### [Your instructions]
Would you repeat the listing exactly but omit every picture?

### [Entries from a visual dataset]
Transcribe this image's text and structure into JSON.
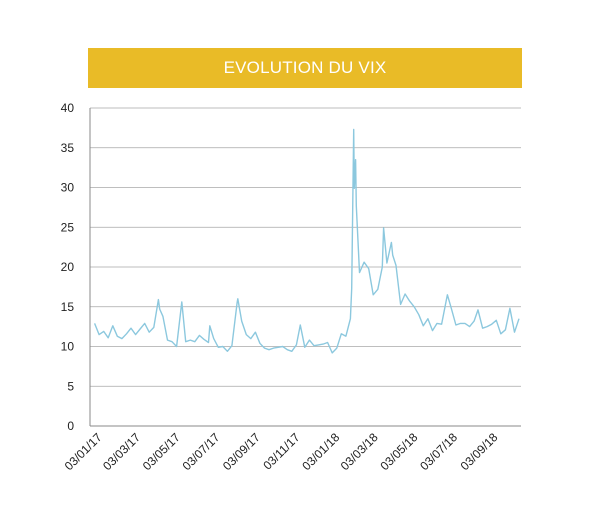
{
  "colors": {
    "banner": "#e9bb27",
    "line": "#8cc8de",
    "grid": "#a8a8a8",
    "axis": "#888888"
  },
  "chart_data": {
    "type": "line",
    "title": "EVOLUTION DU VIX",
    "xlabel": "",
    "ylabel": "",
    "ylim": [
      0,
      40
    ],
    "yticks": [
      "0",
      "5",
      "10",
      "15",
      "20",
      "25",
      "30",
      "35",
      "40"
    ],
    "xtick_labels": [
      "03/01/17",
      "03/03/17",
      "03/05/17",
      "03/07/17",
      "03/09/17",
      "03/11/17",
      "03/01/18",
      "03/03/18",
      "03/05/18",
      "03/07/18",
      "03/09/18"
    ],
    "grid": true,
    "legend": "none",
    "series": [
      {
        "x": [
          "2017-01-03",
          "2017-01-10",
          "2017-01-17",
          "2017-01-24",
          "2017-01-31",
          "2017-02-07",
          "2017-02-14",
          "2017-02-21",
          "2017-02-28",
          "2017-03-07",
          "2017-03-14",
          "2017-03-21",
          "2017-03-28",
          "2017-04-04",
          "2017-04-11",
          "2017-04-13",
          "2017-04-18",
          "2017-04-25",
          "2017-05-02",
          "2017-05-09",
          "2017-05-17",
          "2017-05-23",
          "2017-05-30",
          "2017-06-06",
          "2017-06-13",
          "2017-06-20",
          "2017-06-27",
          "2017-06-29",
          "2017-07-05",
          "2017-07-12",
          "2017-07-19",
          "2017-07-26",
          "2017-08-02",
          "2017-08-10",
          "2017-08-11",
          "2017-08-17",
          "2017-08-24",
          "2017-08-31",
          "2017-09-07",
          "2017-09-14",
          "2017-09-21",
          "2017-09-28",
          "2017-10-05",
          "2017-10-12",
          "2017-10-19",
          "2017-10-26",
          "2017-11-02",
          "2017-11-09",
          "2017-11-15",
          "2017-11-22",
          "2017-11-29",
          "2017-12-06",
          "2017-12-13",
          "2017-12-20",
          "2017-12-27",
          "2018-01-03",
          "2018-01-10",
          "2018-01-17",
          "2018-01-24",
          "2018-01-31",
          "2018-02-02",
          "2018-02-05",
          "2018-02-06",
          "2018-02-08",
          "2018-02-09",
          "2018-02-14",
          "2018-02-21",
          "2018-02-28",
          "2018-03-07",
          "2018-03-14",
          "2018-03-21",
          "2018-03-23",
          "2018-03-28",
          "2018-04-04",
          "2018-04-06",
          "2018-04-11",
          "2018-04-18",
          "2018-04-25",
          "2018-05-02",
          "2018-05-09",
          "2018-05-16",
          "2018-05-23",
          "2018-05-30",
          "2018-06-06",
          "2018-06-13",
          "2018-06-20",
          "2018-06-27",
          "2018-06-29",
          "2018-07-05",
          "2018-07-12",
          "2018-07-19",
          "2018-07-26",
          "2018-08-02",
          "2018-08-09",
          "2018-08-15",
          "2018-08-22",
          "2018-08-29",
          "2018-09-05",
          "2018-09-12",
          "2018-09-19",
          "2018-09-26",
          "2018-10-03",
          "2018-10-10",
          "2018-10-17"
        ],
        "values": [
          12.9,
          11.5,
          11.9,
          11.1,
          12.6,
          11.3,
          11.0,
          11.6,
          12.3,
          11.5,
          12.2,
          12.9,
          11.8,
          12.4,
          15.9,
          14.7,
          13.8,
          10.8,
          10.6,
          10.0,
          15.6,
          10.6,
          10.8,
          10.6,
          11.4,
          10.9,
          10.5,
          12.6,
          11.0,
          9.9,
          10.0,
          9.4,
          10.1,
          15.5,
          16.0,
          13.2,
          11.5,
          11.0,
          11.8,
          10.4,
          9.8,
          9.6,
          9.8,
          9.9,
          10.0,
          9.6,
          9.4,
          10.2,
          12.7,
          9.9,
          10.8,
          10.1,
          10.2,
          10.3,
          10.5,
          9.2,
          9.8,
          11.6,
          11.3,
          13.5,
          17.3,
          37.3,
          29.9,
          33.5,
          27.7,
          19.3,
          20.6,
          19.8,
          16.5,
          17.2,
          20.0,
          24.9,
          20.5,
          23.1,
          21.5,
          20.2,
          15.3,
          16.6,
          15.7,
          15.0,
          14.0,
          12.6,
          13.5,
          12.0,
          12.9,
          12.8,
          15.7,
          16.5,
          14.8,
          12.7,
          12.9,
          12.9,
          12.5,
          13.2,
          14.6,
          12.3,
          12.5,
          12.8,
          13.3,
          11.6,
          12.1,
          14.8,
          11.8,
          13.5
        ]
      }
    ]
  }
}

### [Result of this task]
Transcribe this image's text and structure into JSON.
{
  "colors": {
    "banner": "#e9bb27",
    "line": "#8cc8de",
    "grid": "#a8a8a8",
    "axis": "#888888"
  },
  "chart_data": {
    "type": "line",
    "title": "EVOLUTION DU VIX",
    "xlabel": "",
    "ylabel": "",
    "ylim": [
      0,
      40
    ],
    "yticks": [
      "0",
      "5",
      "10",
      "15",
      "20",
      "25",
      "30",
      "35",
      "40"
    ],
    "xtick_labels": [
      "03/01/17",
      "03/03/17",
      "03/05/17",
      "03/07/17",
      "03/09/17",
      "03/11/17",
      "03/01/18",
      "03/03/18",
      "03/05/18",
      "03/07/18",
      "03/09/18"
    ],
    "grid": true,
    "legend": "none",
    "series": [
      {
        "x": [
          "2017-01-03",
          "2017-01-10",
          "2017-01-17",
          "2017-01-24",
          "2017-01-31",
          "2017-02-07",
          "2017-02-14",
          "2017-02-21",
          "2017-02-28",
          "2017-03-07",
          "2017-03-14",
          "2017-03-21",
          "2017-03-28",
          "2017-04-04",
          "2017-04-11",
          "2017-04-13",
          "2017-04-18",
          "2017-04-25",
          "2017-05-02",
          "2017-05-09",
          "2017-05-17",
          "2017-05-23",
          "2017-05-30",
          "2017-06-06",
          "2017-06-13",
          "2017-06-20",
          "2017-06-27",
          "2017-06-29",
          "2017-07-05",
          "2017-07-12",
          "2017-07-19",
          "2017-07-26",
          "2017-08-02",
          "2017-08-10",
          "2017-08-11",
          "2017-08-17",
          "2017-08-24",
          "2017-08-31",
          "2017-09-07",
          "2017-09-14",
          "2017-09-21",
          "2017-09-28",
          "2017-10-05",
          "2017-10-12",
          "2017-10-19",
          "2017-10-26",
          "2017-11-02",
          "2017-11-09",
          "2017-11-15",
          "2017-11-22",
          "2017-11-29",
          "2017-12-06",
          "2017-12-13",
          "2017-12-20",
          "2017-12-27",
          "2018-01-03",
          "2018-01-10",
          "2018-01-17",
          "2018-01-24",
          "2018-01-31",
          "2018-02-02",
          "2018-02-05",
          "2018-02-06",
          "2018-02-08",
          "2018-02-09",
          "2018-02-14",
          "2018-02-21",
          "2018-02-28",
          "2018-03-07",
          "2018-03-14",
          "2018-03-21",
          "2018-03-23",
          "2018-03-28",
          "2018-04-04",
          "2018-04-06",
          "2018-04-11",
          "2018-04-18",
          "2018-04-25",
          "2018-05-02",
          "2018-05-09",
          "2018-05-16",
          "2018-05-23",
          "2018-05-30",
          "2018-06-06",
          "2018-06-13",
          "2018-06-20",
          "2018-06-27",
          "2018-06-29",
          "2018-07-05",
          "2018-07-12",
          "2018-07-19",
          "2018-07-26",
          "2018-08-02",
          "2018-08-09",
          "2018-08-15",
          "2018-08-22",
          "2018-08-29",
          "2018-09-05",
          "2018-09-12",
          "2018-09-19",
          "2018-09-26",
          "2018-10-03",
          "2018-10-10",
          "2018-10-17"
        ],
        "values": [
          12.9,
          11.5,
          11.9,
          11.1,
          12.6,
          11.3,
          11.0,
          11.6,
          12.3,
          11.5,
          12.2,
          12.9,
          11.8,
          12.4,
          15.9,
          14.7,
          13.8,
          10.8,
          10.6,
          10.0,
          15.6,
          10.6,
          10.8,
          10.6,
          11.4,
          10.9,
          10.5,
          12.6,
          11.0,
          9.9,
          10.0,
          9.4,
          10.1,
          15.5,
          16.0,
          13.2,
          11.5,
          11.0,
          11.8,
          10.4,
          9.8,
          9.6,
          9.8,
          9.9,
          10.0,
          9.6,
          9.4,
          10.2,
          12.7,
          9.9,
          10.8,
          10.1,
          10.2,
          10.3,
          10.5,
          9.2,
          9.8,
          11.6,
          11.3,
          13.5,
          17.3,
          37.3,
          29.9,
          33.5,
          27.7,
          19.3,
          20.6,
          19.8,
          16.5,
          17.2,
          20.0,
          24.9,
          20.5,
          23.1,
          21.5,
          20.2,
          15.3,
          16.6,
          15.7,
          15.0,
          14.0,
          12.6,
          13.5,
          12.0,
          12.9,
          12.8,
          15.7,
          16.5,
          14.8,
          12.7,
          12.9,
          12.9,
          12.5,
          13.2,
          14.6,
          12.3,
          12.5,
          12.8,
          13.3,
          11.6,
          12.1,
          14.8,
          11.8,
          13.5
        ]
      }
    ]
  }
}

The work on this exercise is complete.